##### Supplied records

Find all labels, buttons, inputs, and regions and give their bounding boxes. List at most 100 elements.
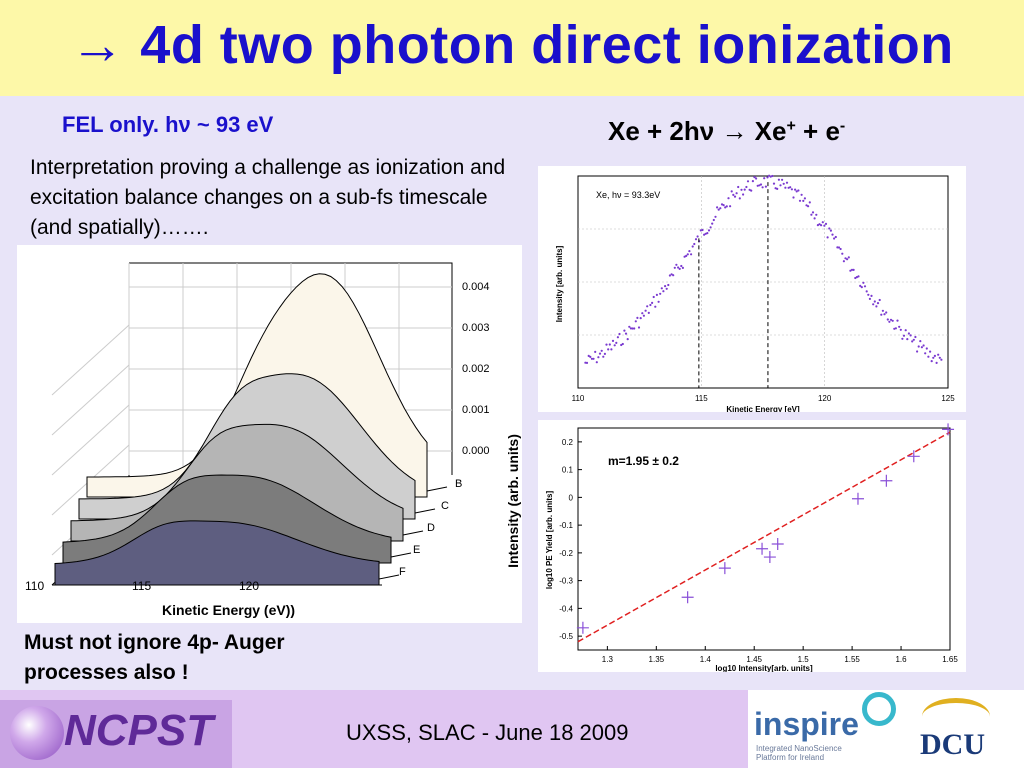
data-point	[917, 345, 920, 348]
data-point	[916, 350, 919, 353]
data-point	[836, 246, 839, 249]
waterfall-chart-panel: B C D E F 0.004 0.003 0.002 0.001 0.000 110 115 120 K…	[17, 245, 522, 623]
data-point	[878, 298, 881, 302]
data-point	[576, 621, 589, 634]
data-point	[743, 188, 746, 191]
series-tick	[390, 552, 412, 558]
data-point	[834, 235, 837, 239]
reaction-electron-charge: -	[839, 117, 846, 135]
slide-title: → 4d two photon direct ionization	[70, 15, 954, 75]
data-point	[883, 313, 886, 316]
x-tick-label: 110	[25, 579, 44, 593]
data-point	[781, 178, 784, 181]
data-point	[621, 342, 624, 346]
x-tick-label: 110	[572, 394, 585, 403]
annotation: m=1.95 ± 0.2	[608, 454, 679, 468]
data-point	[823, 224, 826, 227]
data-point	[618, 332, 621, 336]
series-tick	[414, 508, 436, 514]
data-point	[937, 353, 940, 356]
data-point	[594, 350, 597, 353]
data-point	[616, 336, 619, 339]
data-point	[763, 551, 776, 564]
data-point	[755, 177, 758, 180]
x-tick-label: 1.5	[798, 655, 810, 664]
data-point	[771, 174, 774, 178]
data-point	[677, 266, 680, 269]
data-point	[790, 188, 793, 191]
data-point	[771, 537, 784, 550]
data-point	[818, 223, 821, 226]
data-point	[717, 208, 720, 211]
data-point	[678, 267, 681, 270]
data-point	[615, 341, 618, 344]
data-point	[750, 189, 753, 192]
data-point	[608, 343, 611, 346]
data-point	[603, 352, 606, 355]
data-point	[919, 340, 922, 343]
data-point	[803, 197, 806, 200]
data-point	[932, 356, 935, 359]
data-point	[668, 274, 671, 277]
data-point	[639, 317, 642, 320]
data-point	[611, 339, 615, 342]
data-point	[696, 235, 699, 238]
data-point	[885, 311, 888, 314]
data-point	[623, 329, 626, 332]
data-point	[735, 192, 738, 195]
data-point	[867, 293, 870, 296]
data-point	[821, 221, 824, 224]
auger-warning: Must not ignore 4p- Auger processes also…	[24, 628, 285, 688]
data-point	[839, 247, 842, 251]
auger-warning-line1: Must not ignore 4p- Auger	[24, 631, 285, 654]
data-point	[859, 284, 862, 287]
data-point	[694, 238, 698, 241]
data-point	[850, 268, 854, 271]
data-point	[873, 300, 876, 303]
series-label-D: D	[427, 522, 435, 534]
data-point	[714, 215, 717, 218]
data-point	[636, 316, 639, 319]
data-point	[730, 190, 733, 193]
data-point	[589, 355, 592, 358]
data-point	[899, 328, 902, 331]
footer-event: UXSS, SLAC - June 18 2009	[346, 720, 629, 745]
x-tick-label: 1.65	[942, 655, 958, 664]
data-point	[587, 354, 590, 357]
data-point	[933, 354, 936, 357]
data-point	[613, 344, 616, 347]
data-point	[901, 337, 904, 340]
x-axis-label: Kinetic Energy (eV))	[162, 602, 295, 618]
dcu-arc-icon	[922, 698, 990, 735]
data-point	[732, 193, 735, 196]
x-tick-label: 120	[818, 394, 832, 403]
y-axis-label: Intensity (arb. units)	[505, 434, 521, 568]
data-point	[595, 361, 598, 364]
data-point	[927, 355, 930, 358]
data-point	[718, 562, 731, 575]
data-point	[634, 320, 637, 323]
data-point	[673, 266, 676, 269]
data-point	[841, 252, 844, 255]
data-point	[876, 302, 880, 305]
data-point	[740, 188, 743, 191]
data-point	[610, 348, 613, 351]
ncpst-sphere-icon	[10, 706, 64, 760]
data-point	[690, 253, 693, 256]
data-point	[837, 246, 841, 249]
inspire-ring-icon	[862, 692, 896, 726]
data-point	[654, 305, 657, 308]
data-point	[686, 253, 689, 256]
data-point	[807, 205, 810, 208]
grid-line	[51, 364, 130, 436]
data-point	[712, 218, 715, 222]
data-point	[592, 357, 595, 360]
data-point	[685, 254, 688, 257]
x-tick-label: 115	[132, 579, 151, 593]
annotation: Xe, hν = 93.3eV	[596, 190, 660, 200]
inspire-logo-subtitle: Integrated NanoScience Platform for Irel…	[756, 744, 842, 762]
z-tick-label: 0.001	[462, 404, 490, 416]
data-point	[831, 233, 834, 236]
data-point	[768, 174, 771, 177]
data-point	[646, 305, 649, 308]
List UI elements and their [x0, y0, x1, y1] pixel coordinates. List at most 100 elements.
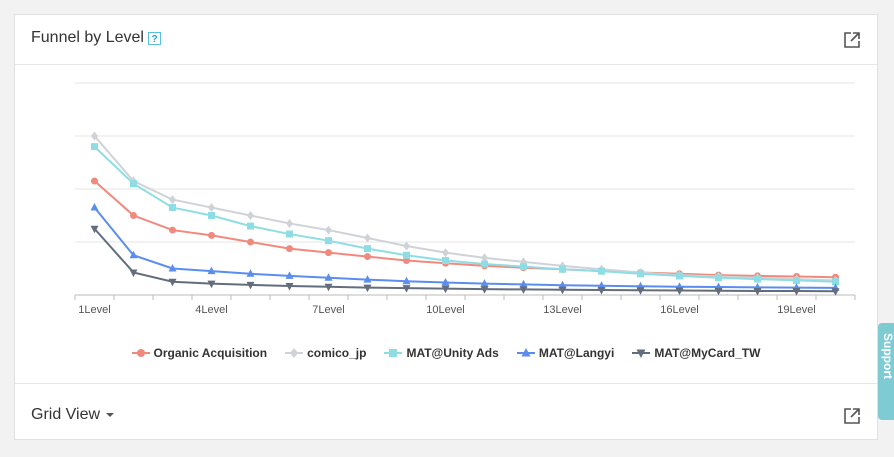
data-point[interactable]	[364, 245, 371, 253]
help-icon[interactable]: ?	[148, 32, 161, 45]
data-point[interactable]	[325, 237, 332, 245]
data-point[interactable]	[325, 225, 332, 235]
data-point[interactable]	[597, 281, 606, 289]
x-tick-label: 10Level	[426, 304, 465, 316]
data-point[interactable]	[364, 253, 371, 261]
data-point[interactable]	[519, 279, 528, 288]
data-point[interactable]	[403, 257, 410, 265]
legend-marker-icon	[285, 348, 304, 358]
data-point[interactable]	[519, 286, 528, 294]
data-point[interactable]	[169, 226, 176, 234]
data-point[interactable]	[91, 143, 98, 151]
data-point[interactable]	[831, 288, 840, 296]
data-point[interactable]	[129, 250, 138, 259]
caret-down-icon	[106, 412, 115, 417]
data-point[interactable]	[324, 283, 333, 292]
data-point[interactable]	[792, 288, 801, 296]
data-point[interactable]	[208, 212, 215, 219]
legend-marker-icon	[516, 348, 535, 357]
data-point[interactable]	[168, 278, 177, 287]
legend-item[interactable]: MAT@Langyi	[516, 345, 615, 361]
data-point[interactable]	[169, 204, 176, 212]
data-point[interactable]	[364, 233, 371, 243]
data-point[interactable]	[402, 276, 411, 285]
data-point[interactable]	[676, 272, 683, 280]
data-point[interactable]	[675, 287, 684, 295]
data-point[interactable]	[520, 263, 527, 271]
data-point[interactable]	[441, 285, 450, 294]
data-point[interactable]	[247, 211, 254, 220]
data-point[interactable]	[246, 281, 255, 290]
legend-item[interactable]: MAT@MyCard_TW	[632, 345, 760, 361]
external-link-icon[interactable]	[843, 31, 861, 49]
data-point[interactable]	[286, 218, 293, 228]
data-point[interactable]	[286, 245, 293, 253]
data-point[interactable]	[286, 230, 293, 238]
data-point[interactable]	[130, 212, 137, 219]
series-MAT@MyCard_TW	[90, 225, 840, 296]
data-point[interactable]	[363, 284, 372, 293]
data-point[interactable]	[714, 287, 723, 296]
data-point[interactable]	[246, 269, 255, 277]
data-point[interactable]	[285, 282, 294, 291]
data-point[interactable]	[91, 177, 98, 185]
data-point[interactable]	[480, 279, 489, 287]
data-point[interactable]	[207, 280, 216, 289]
data-point[interactable]	[480, 286, 489, 294]
data-point[interactable]	[441, 278, 450, 286]
x-tick-label: 13Level	[543, 304, 582, 316]
panel-header: Funnel by Level ?	[15, 15, 877, 65]
data-point[interactable]	[169, 195, 176, 205]
series-MAT@Unity Ads	[91, 143, 839, 286]
data-point[interactable]	[442, 257, 449, 265]
data-point[interactable]	[753, 288, 762, 296]
line-chart: 1Level 4Level 7Level 10Level 13Level 16Level 1…	[74, 82, 856, 316]
data-point[interactable]	[403, 241, 410, 251]
data-point[interactable]	[402, 285, 411, 293]
data-point[interactable]	[481, 260, 488, 268]
data-point[interactable]	[637, 270, 644, 278]
data-point[interactable]	[90, 203, 99, 211]
data-point[interactable]	[558, 280, 567, 289]
x-tick-label: 1Level	[78, 304, 110, 316]
data-point[interactable]	[442, 248, 449, 258]
data-point[interactable]	[247, 222, 254, 230]
legend-item[interactable]: Organic Acquisition	[131, 345, 267, 361]
data-point[interactable]	[207, 266, 216, 275]
data-point[interactable]	[559, 265, 566, 273]
data-point[interactable]	[403, 251, 410, 259]
funnel-chart: 1Level 4Level 7Level 10Level 13Level 16Level 1…	[15, 65, 877, 383]
data-point[interactable]	[832, 278, 839, 286]
data-point[interactable]	[793, 276, 800, 284]
support-label: Support	[881, 333, 894, 379]
data-point[interactable]	[324, 273, 333, 281]
data-point[interactable]	[91, 131, 98, 141]
data-point[interactable]	[363, 275, 372, 283]
series-line	[93, 180, 836, 279]
data-point[interactable]	[130, 180, 137, 188]
data-point[interactable]	[598, 267, 605, 275]
data-point[interactable]	[636, 287, 645, 295]
data-point[interactable]	[168, 264, 177, 272]
data-point[interactable]	[247, 238, 254, 246]
data-point[interactable]	[208, 203, 215, 213]
x-tick-label: 16Level	[660, 304, 699, 316]
chart-legend: Organic Acquisition comico_jp MAT@Unity Ad…	[15, 345, 877, 361]
support-tab[interactable]: Support	[878, 323, 894, 420]
legend-item[interactable]: comico_jp	[285, 345, 366, 361]
x-tick-label: 19Level	[777, 304, 816, 316]
data-point[interactable]	[208, 231, 215, 239]
data-point[interactable]	[715, 274, 722, 282]
data-point[interactable]	[481, 253, 488, 263]
data-point[interactable]	[558, 286, 567, 295]
grid-view-dropdown[interactable]: Grid View	[31, 406, 115, 424]
legend-label: MAT@Langyi	[538, 346, 615, 360]
data-point[interactable]	[754, 275, 761, 283]
data-point[interactable]	[129, 269, 138, 277]
data-point[interactable]	[90, 225, 99, 234]
external-link-icon[interactable]	[843, 407, 861, 425]
data-point[interactable]	[325, 249, 332, 257]
legend-item[interactable]: MAT@Unity Ads	[384, 345, 499, 361]
data-point[interactable]	[597, 286, 606, 295]
data-point[interactable]	[285, 271, 294, 279]
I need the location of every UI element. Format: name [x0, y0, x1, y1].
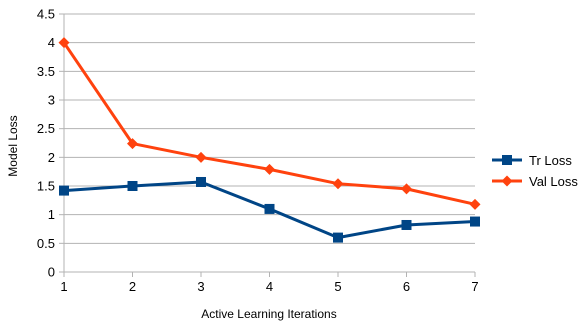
x-tick-label: 6	[403, 279, 410, 294]
legend-marker	[502, 155, 512, 165]
x-tick-label: 3	[197, 279, 204, 294]
series-line	[62, 41, 476, 206]
x-tick-label: 2	[129, 279, 136, 294]
y-tick-label: 0.5	[37, 236, 55, 251]
x-tick-labels: 1 2 3 4 5 6 7	[60, 279, 478, 294]
series-1	[59, 176, 480, 243]
legend-marker	[501, 175, 513, 187]
x-tick-label: 4	[266, 279, 273, 294]
legend: Tr Loss Val Loss	[492, 153, 578, 189]
y-tick-label: 1.5	[37, 179, 55, 194]
y-tick-label: 4	[48, 35, 55, 50]
data-point	[470, 216, 480, 227]
data-point	[127, 181, 138, 191]
data-point	[196, 176, 206, 187]
y-tick-label: 2.5	[37, 121, 55, 136]
legend-label: Val Loss	[529, 174, 578, 189]
data-point	[332, 178, 344, 190]
data-point	[264, 203, 275, 214]
data-point	[127, 138, 138, 150]
data-point	[264, 163, 275, 175]
legend-item: Val Loss	[492, 174, 578, 189]
x-tick-label: 5	[334, 279, 341, 294]
x-tick-label: 7	[471, 279, 478, 294]
data-point	[469, 198, 481, 210]
x-tick-label: 1	[60, 279, 67, 294]
data-point	[59, 185, 69, 196]
y-axis-title: Model Loss	[6, 115, 20, 176]
data-point	[333, 232, 343, 243]
axes	[59, 13, 476, 277]
data-point	[401, 183, 412, 195]
data-point	[58, 37, 70, 49]
y-tick-label: 0	[48, 265, 55, 280]
data-point	[195, 151, 207, 163]
y-tick-label: 2	[48, 150, 55, 165]
x-axis-title: Active Learning Iterations	[201, 307, 336, 321]
y-tick-label: 3.5	[37, 64, 55, 79]
series-group	[58, 37, 481, 243]
data-point	[401, 219, 412, 230]
series-2	[58, 37, 481, 210]
y-tick-label: 1	[48, 207, 55, 222]
y-tick-label: 3	[48, 93, 55, 108]
y-tick-label: 4.5	[37, 7, 55, 22]
legend-item: Tr Loss	[492, 153, 572, 168]
y-tick-labels: 0 0.5 1 1.5 2 2.5 3 3.5 4 4.5	[37, 7, 55, 280]
legend-label: Tr Loss	[529, 153, 572, 168]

##########

Exercise goal: Rewrite the lines from the one containing "279, 410, 294]" through the one containing "279, 341, 294]", with "Val Loss" changed to "Validation Loss" and all else unchanged.

Exercise answer:
x-tick-label: 6	[403, 279, 410, 294]
legend-marker	[502, 155, 512, 165]
x-tick-label: 3	[197, 279, 204, 294]
series-line	[62, 41, 476, 206]
x-tick-label: 2	[129, 279, 136, 294]
y-tick-label: 0.5	[37, 236, 55, 251]
x-tick-labels: 1 2 3 4 5 6 7	[60, 279, 478, 294]
series-1	[59, 176, 480, 243]
legend-marker	[501, 175, 513, 187]
x-tick-label: 4	[266, 279, 273, 294]
legend: Tr Loss Validation Loss	[492, 153, 578, 189]
y-tick-label: 1.5	[37, 179, 55, 194]
y-tick-label: 4	[48, 35, 55, 50]
data-point	[470, 216, 480, 227]
data-point	[127, 181, 138, 191]
data-point	[196, 176, 206, 187]
y-tick-label: 2.5	[37, 121, 55, 136]
legend-label: Validation Loss	[529, 174, 578, 189]
data-point	[332, 178, 344, 190]
data-point	[264, 203, 275, 214]
data-point	[127, 138, 138, 150]
data-point	[264, 163, 275, 175]
legend-item: Validation Loss	[492, 174, 578, 189]
x-tick-label: 5	[334, 279, 341, 294]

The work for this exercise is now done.